- What is being asked -
Please copy the passage on food packaging word for word, from "Our world and" up to and including "in the bin.".

Also known as ‘active packaging’, this technology is designed to help consumers better identify the freshness of their food. A number of fruit producers already use this in a very basic form to help consumers identify the ripeness of a product. For example, stickers on avocados might have a colour scale to indicate whether the produce is ready to eat, or if it’s on its way out. Researchers are looking at taking it further though, developing tech-laden labels and stickers that can monitor all sorts of factors, such as moisture and oxygen levels, to give a precise picture of (otherwise hard to gauge) freshness.
This weird-looking blob doesn’t look particularly appetising, but it does mark the beginning of the food revolution that is edible packaging. This gelatinous, edible sphere – named Ooho – is a biodegradable membrane made of algae that contains water, designed by Skipping Rocks Lab to tackle the inevitable plastics waste that comes with our love of bottled water. This particular innovation probably won’t herald a step change on the food packaging landscape, but WikiCells, another edible form of food packaging, might. The WikiCell provides a double layer of protection for the item it holds. The first is made from a mix of tiny natural food particles, ion-like calcium and algae, which when mixed together forms an electrostatic, water-proof gel. The second layer forms an egg-like shell made of sweeteners and tapioca. The whole thing is perfectly edible, 100% biodegradable and has potentially hundreds of food packaging applications.
Fully-resealable film lids
We’re all familiar with the concept of resealable packaging, but its applications so far are rather limited – think adhesive stickers on packets of snacks and sandwich bag-like fastenings on packets of cheese. While these go some way to maintaining the integrity of a product they’re by no means fool-proof, and we’ve yet to see a feasible version for film-topped items such as fruit (once the film is peeled away it’s usually left to sit uselessly on top of the tray, doing absolutely nothing to maintain freshness). But Peterborough-based company KM Packaging are hoping to nix the problem with an innovative new resealing film that properly seals and contains the product no matter how many times it’s opened and closed, which could see the life of perishable food items increased considerably – so there’s more chance of it being used before being thrown out.
Our world and way of life is dominated by interactive touchscreens, so it’s little surprise that they could soon be making their way on to food packaging. Researchers at the University of Sheffield have recently made a potentially revolutionary breakthrough in this area, developing an electronic screen that can be attached to paper-based packaging. Displaying simple messages, these screens could be used to tell customers about the freshness of a product, or to act as a reminder of when it was purchased, again helping to drive down the amount of food waste that ends up in the bin.
A complete change in the way we consume food
With overpopulation, climate change and resource scarcity consistently under the spotlight, it seems ever likely that food packaging will become less of a priority in the future simply because the way we consume food will be entirely different. It sounds like the stuff of science fiction, but researchers are currently working on a number of clever ways to get the nutrients we need into our systems with minimal fuss. There already exist a number of ‘complete meal’ products on the market, but in the future we could be getting our three squares a day through chewing gum, skin patches and even the simple act of inhalation. This may well take the joy out of food, but you can’t deny that it’s the most definitive answer to the growing food waste and packaging problem.

Dataset excerpts
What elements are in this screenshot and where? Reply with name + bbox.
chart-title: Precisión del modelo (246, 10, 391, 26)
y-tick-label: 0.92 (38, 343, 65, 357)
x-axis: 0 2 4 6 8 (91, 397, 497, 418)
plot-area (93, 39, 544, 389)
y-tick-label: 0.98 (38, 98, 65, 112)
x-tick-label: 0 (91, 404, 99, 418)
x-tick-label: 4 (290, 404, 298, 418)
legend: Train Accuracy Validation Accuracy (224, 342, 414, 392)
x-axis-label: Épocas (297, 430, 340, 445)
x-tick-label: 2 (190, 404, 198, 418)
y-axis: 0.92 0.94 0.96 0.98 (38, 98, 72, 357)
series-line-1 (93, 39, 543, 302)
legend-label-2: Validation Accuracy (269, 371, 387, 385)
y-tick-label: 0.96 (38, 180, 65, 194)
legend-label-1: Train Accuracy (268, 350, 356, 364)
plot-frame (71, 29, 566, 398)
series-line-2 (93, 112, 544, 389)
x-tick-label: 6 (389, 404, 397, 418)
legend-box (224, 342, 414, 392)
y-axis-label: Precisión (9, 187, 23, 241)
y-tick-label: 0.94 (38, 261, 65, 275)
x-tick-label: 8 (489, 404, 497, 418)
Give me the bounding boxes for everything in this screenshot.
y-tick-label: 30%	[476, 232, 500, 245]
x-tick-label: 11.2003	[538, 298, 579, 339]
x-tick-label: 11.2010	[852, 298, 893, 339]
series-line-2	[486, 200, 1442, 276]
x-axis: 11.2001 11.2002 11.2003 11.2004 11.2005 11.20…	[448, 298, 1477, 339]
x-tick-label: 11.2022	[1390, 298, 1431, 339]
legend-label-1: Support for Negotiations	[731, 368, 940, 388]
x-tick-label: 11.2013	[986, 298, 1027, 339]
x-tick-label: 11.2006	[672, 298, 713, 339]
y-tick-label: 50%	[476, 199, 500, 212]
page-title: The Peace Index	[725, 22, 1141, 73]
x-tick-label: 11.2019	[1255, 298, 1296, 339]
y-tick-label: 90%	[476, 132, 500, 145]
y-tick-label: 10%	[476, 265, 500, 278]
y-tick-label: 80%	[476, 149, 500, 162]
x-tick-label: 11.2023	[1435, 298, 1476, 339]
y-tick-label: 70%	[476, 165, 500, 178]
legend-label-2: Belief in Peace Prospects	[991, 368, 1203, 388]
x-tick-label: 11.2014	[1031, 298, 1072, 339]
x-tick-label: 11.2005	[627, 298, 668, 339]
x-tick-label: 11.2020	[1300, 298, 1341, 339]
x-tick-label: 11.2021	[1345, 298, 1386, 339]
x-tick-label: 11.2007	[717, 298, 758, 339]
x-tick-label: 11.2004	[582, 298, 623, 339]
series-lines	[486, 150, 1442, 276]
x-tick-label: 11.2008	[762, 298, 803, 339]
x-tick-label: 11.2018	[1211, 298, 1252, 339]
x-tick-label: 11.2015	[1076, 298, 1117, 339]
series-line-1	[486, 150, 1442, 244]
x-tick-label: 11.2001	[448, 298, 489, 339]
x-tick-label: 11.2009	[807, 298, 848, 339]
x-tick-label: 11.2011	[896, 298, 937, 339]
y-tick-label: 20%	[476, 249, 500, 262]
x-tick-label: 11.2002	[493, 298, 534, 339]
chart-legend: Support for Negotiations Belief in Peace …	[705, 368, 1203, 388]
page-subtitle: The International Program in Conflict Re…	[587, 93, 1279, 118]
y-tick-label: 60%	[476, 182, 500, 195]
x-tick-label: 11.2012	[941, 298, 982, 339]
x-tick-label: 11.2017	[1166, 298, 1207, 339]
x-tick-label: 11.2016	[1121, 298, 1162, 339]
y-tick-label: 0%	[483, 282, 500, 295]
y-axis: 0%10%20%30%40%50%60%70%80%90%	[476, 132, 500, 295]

- Solution to this exercise -
Our world and way of life is dominated by interactive touchscreens, so it’s little surprise that they could soon be making their way on to food packaging. Researchers at the University of Sheffield have recently made a potentially revolutionary breakthrough in this area, developing an electronic screen that can be attached to paper-based packaging. Displaying simple messages, these screens could be used to tell customers about the freshness of a product, or to act as a reminder of when it was purchased, again helping to drive down the amount of food waste that ends up in the bin.